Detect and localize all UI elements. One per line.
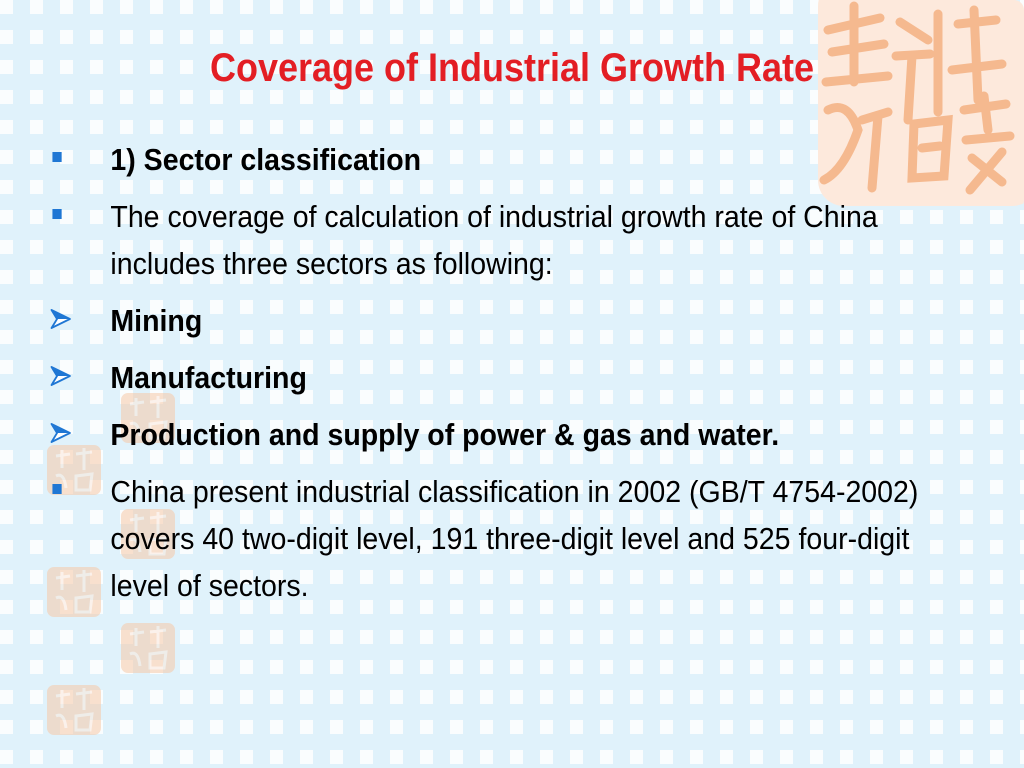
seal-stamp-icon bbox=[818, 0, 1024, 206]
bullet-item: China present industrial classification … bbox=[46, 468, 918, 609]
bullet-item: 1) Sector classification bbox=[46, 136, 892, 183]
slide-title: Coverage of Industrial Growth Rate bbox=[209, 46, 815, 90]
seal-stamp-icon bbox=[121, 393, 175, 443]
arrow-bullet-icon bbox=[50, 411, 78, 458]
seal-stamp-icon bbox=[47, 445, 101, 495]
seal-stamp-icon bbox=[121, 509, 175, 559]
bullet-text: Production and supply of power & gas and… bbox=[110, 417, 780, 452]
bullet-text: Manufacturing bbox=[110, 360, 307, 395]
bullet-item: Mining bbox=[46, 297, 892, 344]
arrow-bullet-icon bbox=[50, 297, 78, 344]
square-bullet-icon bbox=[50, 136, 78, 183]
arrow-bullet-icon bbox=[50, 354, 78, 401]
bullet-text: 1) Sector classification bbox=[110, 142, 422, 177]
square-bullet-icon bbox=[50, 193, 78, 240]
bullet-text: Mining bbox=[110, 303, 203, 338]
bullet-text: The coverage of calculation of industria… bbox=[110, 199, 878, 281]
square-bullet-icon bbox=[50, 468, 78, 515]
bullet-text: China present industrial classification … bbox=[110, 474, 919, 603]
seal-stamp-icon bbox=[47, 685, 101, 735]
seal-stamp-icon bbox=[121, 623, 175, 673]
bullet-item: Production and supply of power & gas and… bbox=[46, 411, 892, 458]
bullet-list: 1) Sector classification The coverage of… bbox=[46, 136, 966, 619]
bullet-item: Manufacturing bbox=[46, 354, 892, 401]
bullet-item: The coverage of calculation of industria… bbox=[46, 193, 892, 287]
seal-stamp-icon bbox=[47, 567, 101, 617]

____

_What is expected_:
Write out every line of the records above without any change, leaving out the picture.

_Final result_:
Detect and localize all UI elements. One per line.
seal-stamp-icon bbox=[818, 0, 1024, 206]
bullet-item: China present industrial classification … bbox=[46, 468, 918, 609]
bullet-item: 1) Sector classification bbox=[46, 136, 892, 183]
slide-title: Coverage of Industrial Growth Rate bbox=[209, 46, 815, 90]
seal-stamp-icon bbox=[121, 393, 175, 443]
arrow-bullet-icon bbox=[50, 411, 78, 458]
seal-stamp-icon bbox=[47, 445, 101, 495]
seal-stamp-icon bbox=[121, 509, 175, 559]
bullet-text: Production and supply of power & gas and… bbox=[110, 417, 780, 452]
bullet-text: Manufacturing bbox=[110, 360, 307, 395]
bullet-item: Mining bbox=[46, 297, 892, 344]
arrow-bullet-icon bbox=[50, 297, 78, 344]
square-bullet-icon bbox=[50, 136, 78, 183]
arrow-bullet-icon bbox=[50, 354, 78, 401]
bullet-text: 1) Sector classification bbox=[110, 142, 422, 177]
square-bullet-icon bbox=[50, 193, 78, 240]
bullet-text: Mining bbox=[110, 303, 203, 338]
bullet-text: The coverage of calculation of industria… bbox=[110, 199, 878, 281]
square-bullet-icon bbox=[50, 468, 78, 515]
bullet-text: China present industrial classification … bbox=[110, 474, 919, 603]
seal-stamp-icon bbox=[47, 685, 101, 735]
seal-stamp-icon bbox=[121, 623, 175, 673]
bullet-item: Production and supply of power & gas and… bbox=[46, 411, 892, 458]
bullet-list: 1) Sector classification The coverage of… bbox=[46, 136, 966, 619]
bullet-item: Manufacturing bbox=[46, 354, 892, 401]
bullet-item: The coverage of calculation of industria… bbox=[46, 193, 892, 287]
seal-stamp-icon bbox=[47, 567, 101, 617]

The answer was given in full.